Requirements:
Retype the whole listing below, character for character.

Lines of data:
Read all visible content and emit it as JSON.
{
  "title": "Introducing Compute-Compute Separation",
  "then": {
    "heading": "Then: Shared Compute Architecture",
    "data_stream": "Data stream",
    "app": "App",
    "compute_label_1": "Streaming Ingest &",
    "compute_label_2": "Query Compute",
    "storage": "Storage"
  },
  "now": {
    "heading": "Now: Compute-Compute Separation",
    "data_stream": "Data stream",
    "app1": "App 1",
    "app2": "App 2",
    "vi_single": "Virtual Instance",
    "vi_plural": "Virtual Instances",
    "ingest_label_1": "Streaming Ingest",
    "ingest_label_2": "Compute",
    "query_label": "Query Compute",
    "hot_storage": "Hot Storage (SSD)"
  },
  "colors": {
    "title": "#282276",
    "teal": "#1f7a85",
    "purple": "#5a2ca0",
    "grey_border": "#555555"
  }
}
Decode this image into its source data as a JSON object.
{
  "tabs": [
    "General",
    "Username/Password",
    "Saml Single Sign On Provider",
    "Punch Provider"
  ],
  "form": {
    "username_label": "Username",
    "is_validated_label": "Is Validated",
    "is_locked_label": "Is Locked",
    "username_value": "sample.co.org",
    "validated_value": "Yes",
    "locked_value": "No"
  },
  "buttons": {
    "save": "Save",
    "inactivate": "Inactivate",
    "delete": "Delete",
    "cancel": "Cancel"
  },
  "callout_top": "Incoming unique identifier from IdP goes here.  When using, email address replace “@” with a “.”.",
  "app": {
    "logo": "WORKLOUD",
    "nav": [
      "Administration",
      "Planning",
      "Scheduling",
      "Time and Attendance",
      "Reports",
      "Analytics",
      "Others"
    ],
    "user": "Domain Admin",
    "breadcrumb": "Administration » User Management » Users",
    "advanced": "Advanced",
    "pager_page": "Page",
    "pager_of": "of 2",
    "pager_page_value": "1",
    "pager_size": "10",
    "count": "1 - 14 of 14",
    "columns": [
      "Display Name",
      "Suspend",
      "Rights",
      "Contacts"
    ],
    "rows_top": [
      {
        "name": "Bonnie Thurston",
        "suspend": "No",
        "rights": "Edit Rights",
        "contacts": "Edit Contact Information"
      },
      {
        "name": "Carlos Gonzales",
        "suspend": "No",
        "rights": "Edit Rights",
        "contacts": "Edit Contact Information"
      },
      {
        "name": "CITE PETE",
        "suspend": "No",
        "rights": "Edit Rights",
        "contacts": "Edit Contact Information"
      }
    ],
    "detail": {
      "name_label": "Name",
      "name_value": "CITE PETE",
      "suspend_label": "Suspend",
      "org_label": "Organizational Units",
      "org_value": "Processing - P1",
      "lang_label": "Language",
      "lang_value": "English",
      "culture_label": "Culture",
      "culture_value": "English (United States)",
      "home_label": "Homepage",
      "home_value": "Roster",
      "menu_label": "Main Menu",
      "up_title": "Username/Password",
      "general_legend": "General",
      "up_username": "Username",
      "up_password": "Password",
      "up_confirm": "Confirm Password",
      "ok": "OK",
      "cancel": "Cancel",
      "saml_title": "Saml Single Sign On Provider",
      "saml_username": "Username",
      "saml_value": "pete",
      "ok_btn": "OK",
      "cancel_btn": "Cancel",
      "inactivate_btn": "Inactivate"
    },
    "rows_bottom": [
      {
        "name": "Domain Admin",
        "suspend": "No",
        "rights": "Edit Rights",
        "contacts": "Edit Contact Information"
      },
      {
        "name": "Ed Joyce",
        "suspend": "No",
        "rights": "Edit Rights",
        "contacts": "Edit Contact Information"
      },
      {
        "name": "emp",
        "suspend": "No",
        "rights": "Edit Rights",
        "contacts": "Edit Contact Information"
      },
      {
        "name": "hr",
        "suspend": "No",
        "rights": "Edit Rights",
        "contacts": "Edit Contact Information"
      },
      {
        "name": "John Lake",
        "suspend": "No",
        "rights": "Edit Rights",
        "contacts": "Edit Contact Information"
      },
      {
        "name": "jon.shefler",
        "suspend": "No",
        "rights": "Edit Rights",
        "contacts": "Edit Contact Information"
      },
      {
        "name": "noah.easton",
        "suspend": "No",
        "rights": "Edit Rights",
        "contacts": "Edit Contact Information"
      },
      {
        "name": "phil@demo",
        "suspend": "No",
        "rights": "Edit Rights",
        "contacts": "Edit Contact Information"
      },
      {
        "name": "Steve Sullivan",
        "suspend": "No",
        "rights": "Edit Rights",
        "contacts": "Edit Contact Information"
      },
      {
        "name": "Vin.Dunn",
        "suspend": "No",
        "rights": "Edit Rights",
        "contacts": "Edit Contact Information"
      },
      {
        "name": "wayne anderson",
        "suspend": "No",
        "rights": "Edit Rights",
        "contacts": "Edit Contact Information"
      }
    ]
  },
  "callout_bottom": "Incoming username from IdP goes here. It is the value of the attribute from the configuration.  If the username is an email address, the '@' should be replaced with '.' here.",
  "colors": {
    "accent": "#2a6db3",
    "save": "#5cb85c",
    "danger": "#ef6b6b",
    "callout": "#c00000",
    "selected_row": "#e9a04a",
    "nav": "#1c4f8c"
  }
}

Answer to this problem:
Read all visible content and emit it as JSON.
{
  "title": "Introducing Compute-Compute Separation",
  "then": {
    "heading": "Then: Shared Compute Architecture",
    "data_stream": "Data stream",
    "app": "App",
    "compute_label_1": "Streaming Ingest &",
    "compute_label_2": "Query Compute",
    "storage": "Storage"
  },
  "now": {
    "heading": "Now: Compute-Compute Separation",
    "data_stream": "Data stream",
    "app1": "App 1",
    "app2": "App 2",
    "vi_single": "Virtual Instance",
    "vi_plural": "Virtual Instances",
    "ingest_label_1": "Streaming Ingest",
    "ingest_label_2": "Compute",
    "query_label": "Query Compute",
    "hot_storage": "Hot Storage (SSD)"
  },
  "colors": {
    "title": "#282276",
    "teal": "#1f7a85",
    "purple": "#5a2ca0",
    "grey_border": "#555555"
  }
}
Decode this image into its source data as a JSON object.
{
  "tabs": [
    "General",
    "Username/Password",
    "Saml Single Sign On Provider",
    "Punch Provider"
  ],
  "form": {
    "username_label": "Username",
    "is_validated_label": "Is Validated",
    "is_locked_label": "Is Locked",
    "username_value": "sample.co.org",
    "validated_value": "Yes",
    "locked_value": "No"
  },
  "buttons": {
    "save": "Save",
    "inactivate": "Inactivate",
    "delete": "Delete",
    "cancel": "Cancel"
  },
  "callout_top": "Incoming unique identifier from IdP goes here.  When using, email address replace “@” with a “.”.",
  "app": {
    "logo": "WORKLOUD",
    "nav": [
      "Administration",
      "Planning",
      "Scheduling",
      "Time and Attendance",
      "Reports",
      "Analytics",
      "Others"
    ],
    "user": "Domain Admin",
    "breadcrumb": "Administration » User Management » Users",
    "advanced": "Advanced",
    "pager_page": "Page",
    "pager_of": "of 2",
    "pager_page_value": "1",
    "pager_size": "10",
    "count": "1 - 14 of 14",
    "columns": [
      "Display Name",
      "Suspend",
      "Rights",
      "Contacts"
    ],
    "rows_top": [
      {
        "name": "Bonnie Thurston",
        "suspend": "No",
        "rights": "Edit Rights",
        "contacts": "Edit Contact Information"
      },
      {
        "name": "Carlos Gonzales",
        "suspend": "No",
        "rights": "Edit Rights",
        "contacts": "Edit Contact Information"
      },
      {
        "name": "CITE PETE",
        "suspend": "No",
        "rights": "Edit Rights",
        "contacts": "Edit Contact Information"
      }
    ],
    "detail": {
      "name_label": "Name",
      "name_value": "CITE PETE",
      "suspend_label": "Suspend",
      "org_label": "Organizational Units",
      "org_value": "Processing - P1",
      "lang_label": "Language",
      "lang_value": "English",
      "culture_label": "Culture",
      "culture_value": "English (United States)",
      "home_label": "Homepage",
      "home_value": "Roster",
      "menu_label": "Main Menu",
      "up_title": "Username/Password",
      "general_legend": "General",
      "up_username": "Username",
      "up_password": "Password",
      "up_confirm": "Confirm Password",
      "ok": "OK",
      "cancel": "Cancel",
      "saml_title": "Saml Single Sign On Provider",
      "saml_username": "Username",
      "saml_value": "pete",
      "ok_btn": "OK",
      "cancel_btn": "Cancel",
      "inactivate_btn": "Inactivate"
    },
    "rows_bottom": [
      {
        "name": "Domain Admin",
        "suspend": "No",
        "rights": "Edit Rights",
        "contacts": "Edit Contact Information"
      },
      {
        "name": "Ed Joyce",
        "suspend": "No",
        "rights": "Edit Rights",
        "contacts": "Edit Contact Information"
      },
      {
        "name": "emp",
        "suspend": "No",
        "rights": "Edit Rights",
        "contacts": "Edit Contact Information"
      },
      {
        "name": "hr",
        "suspend": "No",
        "rights": "Edit Rights",
        "contacts": "Edit Contact Information"
      },
      {
        "name": "John Lake",
        "suspend": "No",
        "rights": "Edit Rights",
        "contacts": "Edit Contact Information"
      },
      {
        "name": "jon.shefler",
        "suspend": "No",
        "rights": "Edit Rights",
        "contacts": "Edit Contact Information"
      },
      {
        "name": "noah.easton",
        "suspend": "No",
        "rights": "Edit Rights",
        "contacts": "Edit Contact Information"
      },
      {
        "name": "phil@demo",
        "suspend": "No",
        "rights": "Edit Rights",
        "contacts": "Edit Contact Information"
      },
      {
        "name": "Steve Sullivan",
        "suspend": "No",
        "rights": "Edit Rights",
        "contacts": "Edit Contact Information"
      },
      {
        "name": "Vin.Dunn",
        "suspend": "No",
        "rights": "Edit Rights",
        "contacts": "Edit Contact Information"
      },
      {
        "name": "wayne anderson",
        "suspend": "No",
        "rights": "Edit Rights",
        "contacts": "Edit Contact Information"
      }
    ]
  },
  "callout_bottom": "Incoming username from IdP goes here. It is the value of the attribute from the configuration.  If the username is an email address, the '@' should be replaced with '.' here.",
  "colors": {
    "accent": "#2a6db3",
    "save": "#5cb85c",
    "danger": "#ef6b6b",
    "callout": "#c00000",
    "selected_row": "#e9a04a",
    "nav": "#1c4f8c"
  }
}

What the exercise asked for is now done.